# start of INFORMATION SUPPLIED

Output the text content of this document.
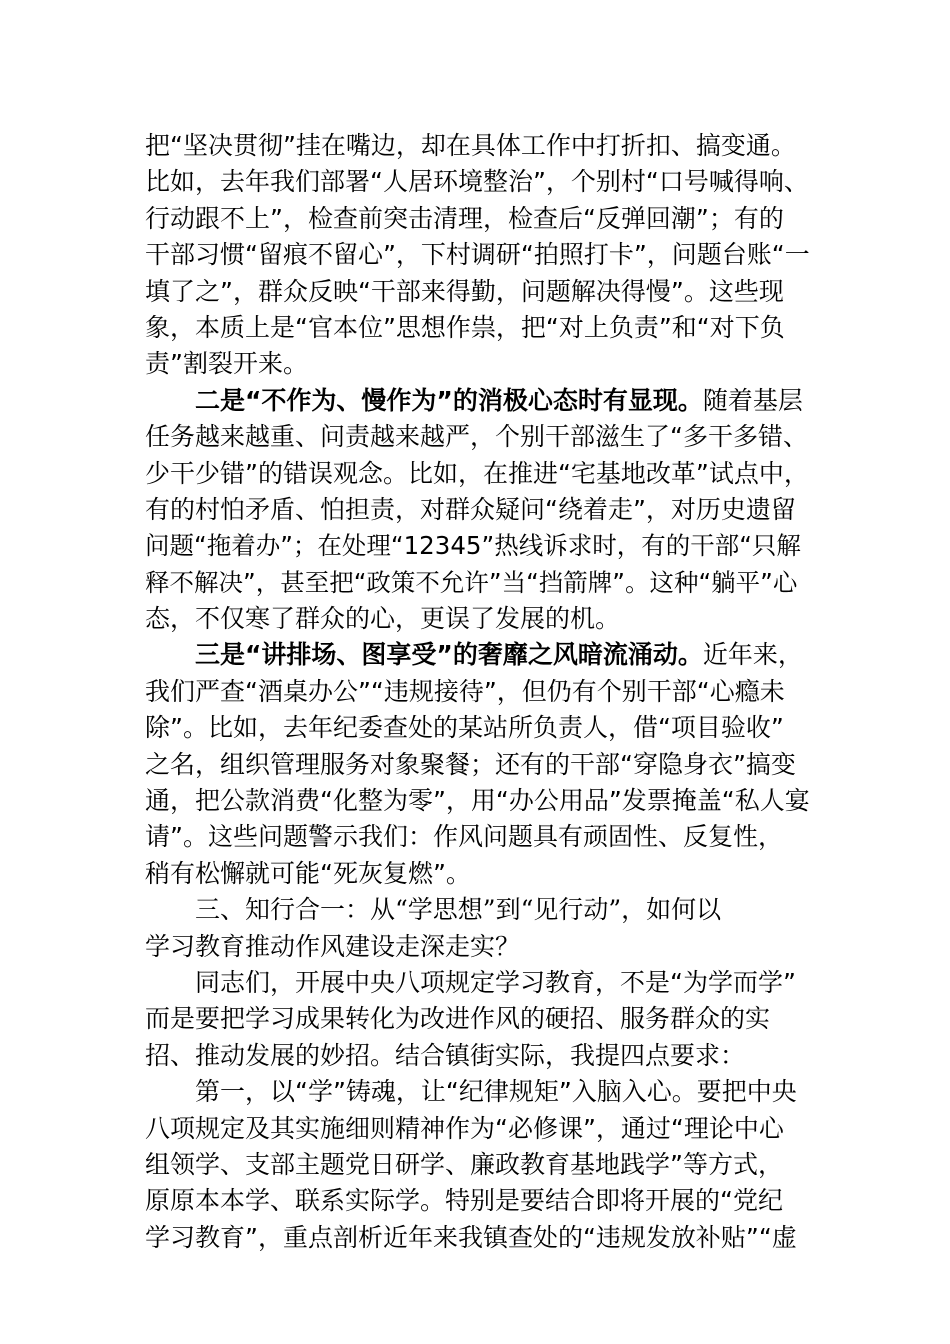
把“坚决贯彻”挂在嘴边，却在具体工作中打折扣、搞变通。
比如，去年我们部署“人居环境整治”，个别村“口号喊得响、
行动跟不上”，检查前突击清理，检查后“反弹回潮”；有的
干部习惯“留痕不留心”，下村调研“拍照打卡”，问题台账“一
填了之”，群众反映“干部来得勤，问题解决得慢”。这些现
象，本质上是“官本位”思想作祟，把“对上负责”和“对下负
责”割裂开来。
二是“不作为、慢作为”的消极心态时有显现。随着基层
任务越来越重、问责越来越严，个别干部滋生了“多干多错、
少干少错”的错误观念。比如，在推进“宅基地改革”试点中，
有的村怕矛盾、怕担责，对群众疑问“绕着走”，对历史遗留
问题“拖着办”；在处理“12345”热线诉求时，有的干部“只解
释不解决”，甚至把“政策不允许”当“挡箭牌”。这种“躺平”心
态，不仅寒了群众的心，更误了发展的机。
三是“讲排场、图享受”的奢靡之风暗流涌动。近年来，
我们严查“酒桌办公”“违规接待”，但仍有个别干部“心瘾未
除”。比如，去年纪委查处的某站所负责人，借“项目验收”
之名，组织管理服务对象聚餐；还有的干部“穿隐身衣”搞变
通，把公款消费“化整为零”，用“办公用品”发票掩盖“私人宴
请”。这些问题警示我们：作风问题具有顽固性、反复性，
稍有松懈就可能“死灰复燃”。
三、知行合一：从“学思想”到“见行动”，如何以
学习教育推动作风建设走深走实？
同志们，开展中央八项规定学习教育，不是“为学而学”
而是要把学习成果转化为改进作风的硬招、服务群众的实
招、推动发展的妙招。结合镇街实际，我提四点要求：
第一，以“学”铸魂，让“纪律规矩”入脑入心。要把中央
八项规定及其实施细则精神作为“必修课”，通过“理论中心
组领学、支部主题党日研学、廉政教育基地践学”等方式，
原原本本学、联系实际学。特别是要结合即将开展的“党纪
学习教育”，重点剖析近年来我镇查处的“违规发放补贴”“虚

# end of INFORMATION SUPPLIED

YOUR OBJECTIVE
Quote every record above exactly, leaving out any pictures.

SOLVED PROBLEM
Output the text content of this document.
把“坚决贯彻”挂在嘴边，却在具体工作中打折扣、搞变通。
比如，去年我们部署“人居环境整治”，个别村“口号喊得响、
行动跟不上”，检查前突击清理，检查后“反弹回潮”；有的
干部习惯“留痕不留心”，下村调研“拍照打卡”，问题台账“一
填了之”，群众反映“干部来得勤，问题解决得慢”。这些现
象，本质上是“官本位”思想作祟，把“对上负责”和“对下负
责”割裂开来。
二是“不作为、慢作为”的消极心态时有显现。随着基层
任务越来越重、问责越来越严，个别干部滋生了“多干多错、
少干少错”的错误观念。比如，在推进“宅基地改革”试点中，
有的村怕矛盾、怕担责，对群众疑问“绕着走”，对历史遗留
问题“拖着办”；在处理“12345”热线诉求时，有的干部“只解
释不解决”，甚至把“政策不允许”当“挡箭牌”。这种“躺平”心
态，不仅寒了群众的心，更误了发展的机。
三是“讲排场、图享受”的奢靡之风暗流涌动。近年来，
我们严查“酒桌办公”“违规接待”，但仍有个别干部“心瘾未
除”。比如，去年纪委查处的某站所负责人，借“项目验收”
之名，组织管理服务对象聚餐；还有的干部“穿隐身衣”搞变
通，把公款消费“化整为零”，用“办公用品”发票掩盖“私人宴
请”。这些问题警示我们：作风问题具有顽固性、反复性，
稍有松懈就可能“死灰复燃”。
三、知行合一：从“学思想”到“见行动”，如何以
学习教育推动作风建设走深走实？
同志们，开展中央八项规定学习教育，不是“为学而学”
而是要把学习成果转化为改进作风的硬招、服务群众的实
招、推动发展的妙招。结合镇街实际，我提四点要求：
第一，以“学”铸魂，让“纪律规矩”入脑入心。要把中央
八项规定及其实施细则精神作为“必修课”，通过“理论中心
组领学、支部主题党日研学、廉政教育基地践学”等方式，
原原本本学、联系实际学。特别是要结合即将开展的“党纪
学习教育”，重点剖析近年来我镇查处的“违规发放补贴”“虚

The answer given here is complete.